-- begin STORED DATA --

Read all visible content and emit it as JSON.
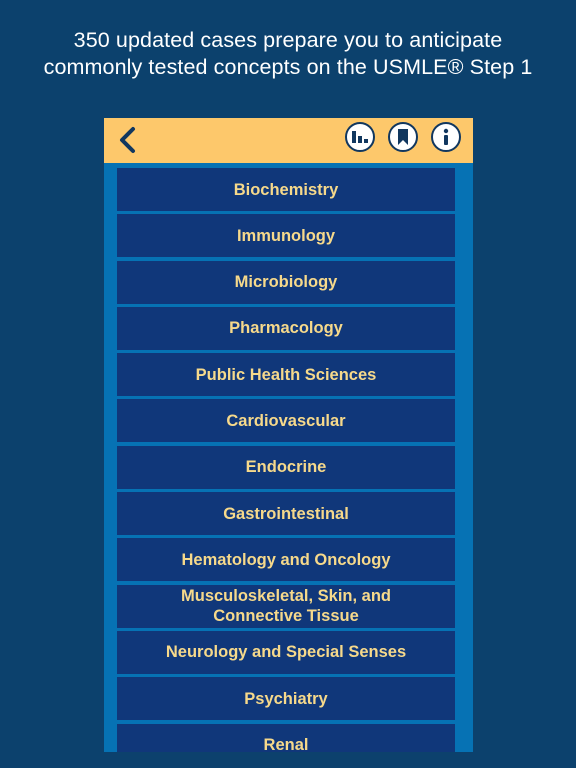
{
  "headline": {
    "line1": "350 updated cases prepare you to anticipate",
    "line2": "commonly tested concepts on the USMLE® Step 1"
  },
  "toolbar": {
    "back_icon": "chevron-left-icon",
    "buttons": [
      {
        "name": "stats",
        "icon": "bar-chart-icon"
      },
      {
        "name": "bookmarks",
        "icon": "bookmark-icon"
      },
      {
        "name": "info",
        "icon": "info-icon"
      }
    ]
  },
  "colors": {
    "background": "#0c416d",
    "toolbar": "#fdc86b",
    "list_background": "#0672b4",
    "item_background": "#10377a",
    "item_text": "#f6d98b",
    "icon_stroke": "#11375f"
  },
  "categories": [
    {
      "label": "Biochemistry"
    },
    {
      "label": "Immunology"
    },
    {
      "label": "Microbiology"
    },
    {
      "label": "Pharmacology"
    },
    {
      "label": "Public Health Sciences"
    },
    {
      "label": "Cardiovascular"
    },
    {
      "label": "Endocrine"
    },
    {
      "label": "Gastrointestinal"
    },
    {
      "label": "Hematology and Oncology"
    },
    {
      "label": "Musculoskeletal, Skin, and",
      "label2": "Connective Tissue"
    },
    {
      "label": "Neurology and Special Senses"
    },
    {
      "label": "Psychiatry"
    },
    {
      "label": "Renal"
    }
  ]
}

-- end STORED DATA --

→ **GIVEN PROBLEM**: In this exercise, set down all of the data exactly, without the pictures.

→ **WRITTEN RESPONSE**:
Read all visible content and emit it as JSON.
{
  "headline": {
    "line1": "350 updated cases prepare you to anticipate",
    "line2": "commonly tested concepts on the USMLE® Step 1"
  },
  "toolbar": {
    "back_icon": "chevron-left-icon",
    "buttons": [
      {
        "name": "stats",
        "icon": "bar-chart-icon"
      },
      {
        "name": "bookmarks",
        "icon": "bookmark-icon"
      },
      {
        "name": "info",
        "icon": "info-icon"
      }
    ]
  },
  "colors": {
    "background": "#0c416d",
    "toolbar": "#fdc86b",
    "list_background": "#0672b4",
    "item_background": "#10377a",
    "item_text": "#f6d98b",
    "icon_stroke": "#11375f"
  },
  "categories": [
    {
      "label": "Biochemistry"
    },
    {
      "label": "Immunology"
    },
    {
      "label": "Microbiology"
    },
    {
      "label": "Pharmacology"
    },
    {
      "label": "Public Health Sciences"
    },
    {
      "label": "Cardiovascular"
    },
    {
      "label": "Endocrine"
    },
    {
      "label": "Gastrointestinal"
    },
    {
      "label": "Hematology and Oncology"
    },
    {
      "label": "Musculoskeletal, Skin, and",
      "label2": "Connective Tissue"
    },
    {
      "label": "Neurology and Special Senses"
    },
    {
      "label": "Psychiatry"
    },
    {
      "label": "Renal"
    }
  ]
}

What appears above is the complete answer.